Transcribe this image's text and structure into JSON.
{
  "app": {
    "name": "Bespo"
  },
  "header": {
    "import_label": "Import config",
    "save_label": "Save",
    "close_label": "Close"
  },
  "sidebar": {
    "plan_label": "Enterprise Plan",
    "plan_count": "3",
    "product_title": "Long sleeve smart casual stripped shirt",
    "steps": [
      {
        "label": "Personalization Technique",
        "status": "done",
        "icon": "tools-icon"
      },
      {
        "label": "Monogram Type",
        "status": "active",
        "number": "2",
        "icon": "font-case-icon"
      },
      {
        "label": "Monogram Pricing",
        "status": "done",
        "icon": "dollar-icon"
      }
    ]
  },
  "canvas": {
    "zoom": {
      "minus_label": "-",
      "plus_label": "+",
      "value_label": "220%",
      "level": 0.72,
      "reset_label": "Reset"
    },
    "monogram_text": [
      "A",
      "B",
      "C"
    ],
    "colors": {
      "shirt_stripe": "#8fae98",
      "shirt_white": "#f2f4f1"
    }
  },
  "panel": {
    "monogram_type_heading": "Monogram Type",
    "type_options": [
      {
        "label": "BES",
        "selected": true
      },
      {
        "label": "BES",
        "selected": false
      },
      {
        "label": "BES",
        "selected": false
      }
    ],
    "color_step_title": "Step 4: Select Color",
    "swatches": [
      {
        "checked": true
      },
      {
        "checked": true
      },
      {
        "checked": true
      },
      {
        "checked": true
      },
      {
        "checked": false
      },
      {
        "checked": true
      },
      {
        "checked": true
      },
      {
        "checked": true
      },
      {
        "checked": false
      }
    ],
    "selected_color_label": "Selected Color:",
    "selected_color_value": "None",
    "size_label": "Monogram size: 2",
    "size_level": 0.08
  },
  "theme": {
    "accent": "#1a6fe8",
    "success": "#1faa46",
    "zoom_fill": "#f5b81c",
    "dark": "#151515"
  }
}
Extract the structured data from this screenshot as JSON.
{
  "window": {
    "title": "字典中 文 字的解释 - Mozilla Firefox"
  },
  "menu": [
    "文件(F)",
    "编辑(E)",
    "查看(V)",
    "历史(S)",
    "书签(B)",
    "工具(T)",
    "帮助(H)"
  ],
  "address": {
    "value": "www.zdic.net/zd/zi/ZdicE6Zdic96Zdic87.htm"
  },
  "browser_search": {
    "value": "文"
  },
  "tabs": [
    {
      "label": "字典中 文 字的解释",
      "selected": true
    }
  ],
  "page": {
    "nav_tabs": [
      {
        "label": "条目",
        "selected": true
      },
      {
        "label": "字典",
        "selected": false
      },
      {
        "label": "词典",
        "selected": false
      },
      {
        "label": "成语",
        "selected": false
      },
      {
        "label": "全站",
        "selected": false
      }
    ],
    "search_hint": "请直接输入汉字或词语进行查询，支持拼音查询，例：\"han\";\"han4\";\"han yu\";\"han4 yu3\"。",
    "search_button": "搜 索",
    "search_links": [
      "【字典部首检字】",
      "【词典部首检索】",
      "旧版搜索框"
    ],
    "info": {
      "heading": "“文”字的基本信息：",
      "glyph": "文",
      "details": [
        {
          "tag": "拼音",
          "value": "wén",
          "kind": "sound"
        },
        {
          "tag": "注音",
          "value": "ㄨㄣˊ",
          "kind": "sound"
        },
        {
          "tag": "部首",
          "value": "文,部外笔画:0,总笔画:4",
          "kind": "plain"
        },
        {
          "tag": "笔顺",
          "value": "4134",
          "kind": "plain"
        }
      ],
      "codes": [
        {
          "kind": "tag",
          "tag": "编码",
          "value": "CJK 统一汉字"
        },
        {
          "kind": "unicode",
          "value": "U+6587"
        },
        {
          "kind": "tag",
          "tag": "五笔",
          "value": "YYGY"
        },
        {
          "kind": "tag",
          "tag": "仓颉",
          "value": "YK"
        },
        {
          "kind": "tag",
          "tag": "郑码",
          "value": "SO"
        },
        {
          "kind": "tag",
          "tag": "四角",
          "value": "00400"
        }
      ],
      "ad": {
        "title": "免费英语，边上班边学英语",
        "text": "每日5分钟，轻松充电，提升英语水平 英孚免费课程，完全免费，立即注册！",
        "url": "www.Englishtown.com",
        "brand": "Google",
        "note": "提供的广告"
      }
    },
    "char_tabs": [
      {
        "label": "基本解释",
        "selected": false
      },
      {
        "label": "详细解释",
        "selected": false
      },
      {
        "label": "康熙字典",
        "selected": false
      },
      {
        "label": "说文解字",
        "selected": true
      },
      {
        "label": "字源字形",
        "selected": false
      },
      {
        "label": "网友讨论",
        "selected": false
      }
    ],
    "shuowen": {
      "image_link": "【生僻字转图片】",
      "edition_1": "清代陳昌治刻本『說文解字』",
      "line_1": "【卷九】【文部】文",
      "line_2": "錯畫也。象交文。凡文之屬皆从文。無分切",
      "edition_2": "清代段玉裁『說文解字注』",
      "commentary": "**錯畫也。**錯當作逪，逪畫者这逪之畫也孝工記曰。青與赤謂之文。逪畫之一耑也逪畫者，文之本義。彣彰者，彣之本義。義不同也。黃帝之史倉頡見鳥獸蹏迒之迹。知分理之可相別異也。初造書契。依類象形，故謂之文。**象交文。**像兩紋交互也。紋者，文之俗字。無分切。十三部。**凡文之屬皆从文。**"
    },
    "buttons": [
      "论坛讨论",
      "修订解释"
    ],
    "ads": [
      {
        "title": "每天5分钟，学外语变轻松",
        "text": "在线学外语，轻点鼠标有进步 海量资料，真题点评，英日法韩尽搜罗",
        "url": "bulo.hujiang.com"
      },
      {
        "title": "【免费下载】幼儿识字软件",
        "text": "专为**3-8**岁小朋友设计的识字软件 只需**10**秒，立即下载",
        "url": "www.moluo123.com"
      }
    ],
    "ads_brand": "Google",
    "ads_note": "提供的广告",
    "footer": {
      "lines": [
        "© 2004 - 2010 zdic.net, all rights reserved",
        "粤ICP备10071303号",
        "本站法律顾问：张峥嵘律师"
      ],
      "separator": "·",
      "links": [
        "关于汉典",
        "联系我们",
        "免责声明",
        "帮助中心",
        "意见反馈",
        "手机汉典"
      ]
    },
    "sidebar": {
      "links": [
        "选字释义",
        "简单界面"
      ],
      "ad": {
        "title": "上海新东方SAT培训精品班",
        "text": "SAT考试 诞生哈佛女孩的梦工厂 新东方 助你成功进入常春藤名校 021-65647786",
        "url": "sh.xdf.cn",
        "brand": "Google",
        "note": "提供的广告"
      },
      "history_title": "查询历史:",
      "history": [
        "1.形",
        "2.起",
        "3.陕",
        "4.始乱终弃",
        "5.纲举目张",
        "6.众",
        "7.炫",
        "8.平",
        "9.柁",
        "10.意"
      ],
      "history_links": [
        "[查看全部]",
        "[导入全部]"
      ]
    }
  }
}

#### [EXERCISE DETAILS]
Reproduce each record exactly as it appears.

#### [FULL OUTPUT]
Transcribe this image's text and structure into JSON.
{
  "app": {
    "name": "Bespo"
  },
  "header": {
    "import_label": "Import config",
    "save_label": "Save",
    "close_label": "Close"
  },
  "sidebar": {
    "plan_label": "Enterprise Plan",
    "plan_count": "3",
    "product_title": "Long sleeve smart casual stripped shirt",
    "steps": [
      {
        "label": "Personalization Technique",
        "status": "done",
        "icon": "tools-icon"
      },
      {
        "label": "Monogram Type",
        "status": "active",
        "number": "2",
        "icon": "font-case-icon"
      },
      {
        "label": "Monogram Pricing",
        "status": "done",
        "icon": "dollar-icon"
      }
    ]
  },
  "canvas": {
    "zoom": {
      "minus_label": "-",
      "plus_label": "+",
      "value_label": "220%",
      "level": 0.72,
      "reset_label": "Reset"
    },
    "monogram_text": [
      "A",
      "B",
      "C"
    ],
    "colors": {
      "shirt_stripe": "#8fae98",
      "shirt_white": "#f2f4f1"
    }
  },
  "panel": {
    "monogram_type_heading": "Monogram Type",
    "type_options": [
      {
        "label": "BES",
        "selected": true
      },
      {
        "label": "BES",
        "selected": false
      },
      {
        "label": "BES",
        "selected": false
      }
    ],
    "color_step_title": "Step 4: Select Color",
    "swatches": [
      {
        "checked": true
      },
      {
        "checked": true
      },
      {
        "checked": true
      },
      {
        "checked": true
      },
      {
        "checked": false
      },
      {
        "checked": true
      },
      {
        "checked": true
      },
      {
        "checked": true
      },
      {
        "checked": false
      }
    ],
    "selected_color_label": "Selected Color:",
    "selected_color_value": "None",
    "size_label": "Monogram size: 2",
    "size_level": 0.08
  },
  "theme": {
    "accent": "#1a6fe8",
    "success": "#1faa46",
    "zoom_fill": "#f5b81c",
    "dark": "#151515"
  }
}
Extract the structured data from this screenshot as JSON.
{
  "window": {
    "title": "字典中 文 字的解释 - Mozilla Firefox"
  },
  "menu": [
    "文件(F)",
    "编辑(E)",
    "查看(V)",
    "历史(S)",
    "书签(B)",
    "工具(T)",
    "帮助(H)"
  ],
  "address": {
    "value": "www.zdic.net/zd/zi/ZdicE6Zdic96Zdic87.htm"
  },
  "browser_search": {
    "value": "文"
  },
  "tabs": [
    {
      "label": "字典中 文 字的解释",
      "selected": true
    }
  ],
  "page": {
    "nav_tabs": [
      {
        "label": "条目",
        "selected": true
      },
      {
        "label": "字典",
        "selected": false
      },
      {
        "label": "词典",
        "selected": false
      },
      {
        "label": "成语",
        "selected": false
      },
      {
        "label": "全站",
        "selected": false
      }
    ],
    "search_hint": "请直接输入汉字或词语进行查询，支持拼音查询，例：\"han\";\"han4\";\"han yu\";\"han4 yu3\"。",
    "search_button": "搜 索",
    "search_links": [
      "【字典部首检字】",
      "【词典部首检索】",
      "旧版搜索框"
    ],
    "info": {
      "heading": "“文”字的基本信息：",
      "glyph": "文",
      "details": [
        {
          "tag": "拼音",
          "value": "wén",
          "kind": "sound"
        },
        {
          "tag": "注音",
          "value": "ㄨㄣˊ",
          "kind": "sound"
        },
        {
          "tag": "部首",
          "value": "文,部外笔画:0,总笔画:4",
          "kind": "plain"
        },
        {
          "tag": "笔顺",
          "value": "4134",
          "kind": "plain"
        }
      ],
      "codes": [
        {
          "kind": "tag",
          "tag": "编码",
          "value": "CJK 统一汉字"
        },
        {
          "kind": "unicode",
          "value": "U+6587"
        },
        {
          "kind": "tag",
          "tag": "五笔",
          "value": "YYGY"
        },
        {
          "kind": "tag",
          "tag": "仓颉",
          "value": "YK"
        },
        {
          "kind": "tag",
          "tag": "郑码",
          "value": "SO"
        },
        {
          "kind": "tag",
          "tag": "四角",
          "value": "00400"
        }
      ],
      "ad": {
        "title": "免费英语，边上班边学英语",
        "text": "每日5分钟，轻松充电，提升英语水平 英孚免费课程，完全免费，立即注册！",
        "url": "www.Englishtown.com",
        "brand": "Google",
        "note": "提供的广告"
      }
    },
    "char_tabs": [
      {
        "label": "基本解释",
        "selected": false
      },
      {
        "label": "详细解释",
        "selected": false
      },
      {
        "label": "康熙字典",
        "selected": false
      },
      {
        "label": "说文解字",
        "selected": true
      },
      {
        "label": "字源字形",
        "selected": false
      },
      {
        "label": "网友讨论",
        "selected": false
      }
    ],
    "shuowen": {
      "image_link": "【生僻字转图片】",
      "edition_1": "清代陳昌治刻本『說文解字』",
      "line_1": "【卷九】【文部】文",
      "line_2": "錯畫也。象交文。凡文之屬皆从文。無分切",
      "edition_2": "清代段玉裁『說文解字注』",
      "commentary": "**錯畫也。**錯當作逪，逪畫者这逪之畫也孝工記曰。青與赤謂之文。逪畫之一耑也逪畫者，文之本義。彣彰者，彣之本義。義不同也。黃帝之史倉頡見鳥獸蹏迒之迹。知分理之可相別異也。初造書契。依類象形，故謂之文。**象交文。**像兩紋交互也。紋者，文之俗字。無分切。十三部。**凡文之屬皆从文。**"
    },
    "buttons": [
      "论坛讨论",
      "修订解释"
    ],
    "ads": [
      {
        "title": "每天5分钟，学外语变轻松",
        "text": "在线学外语，轻点鼠标有进步 海量资料，真题点评，英日法韩尽搜罗",
        "url": "bulo.hujiang.com"
      },
      {
        "title": "【免费下载】幼儿识字软件",
        "text": "专为**3-8**岁小朋友设计的识字软件 只需**10**秒，立即下载",
        "url": "www.moluo123.com"
      }
    ],
    "ads_brand": "Google",
    "ads_note": "提供的广告",
    "footer": {
      "lines": [
        "© 2004 - 2010 zdic.net, all rights reserved",
        "粤ICP备10071303号",
        "本站法律顾问：张峥嵘律师"
      ],
      "separator": "·",
      "links": [
        "关于汉典",
        "联系我们",
        "免责声明",
        "帮助中心",
        "意见反馈",
        "手机汉典"
      ]
    },
    "sidebar": {
      "links": [
        "选字释义",
        "简单界面"
      ],
      "ad": {
        "title": "上海新东方SAT培训精品班",
        "text": "SAT考试 诞生哈佛女孩的梦工厂 新东方 助你成功进入常春藤名校 021-65647786",
        "url": "sh.xdf.cn",
        "brand": "Google",
        "note": "提供的广告"
      },
      "history_title": "查询历史:",
      "history": [
        "1.形",
        "2.起",
        "3.陕",
        "4.始乱终弃",
        "5.纲举目张",
        "6.众",
        "7.炫",
        "8.平",
        "9.柁",
        "10.意"
      ],
      "history_links": [
        "[查看全部]",
        "[导入全部]"
      ]
    }
  }
}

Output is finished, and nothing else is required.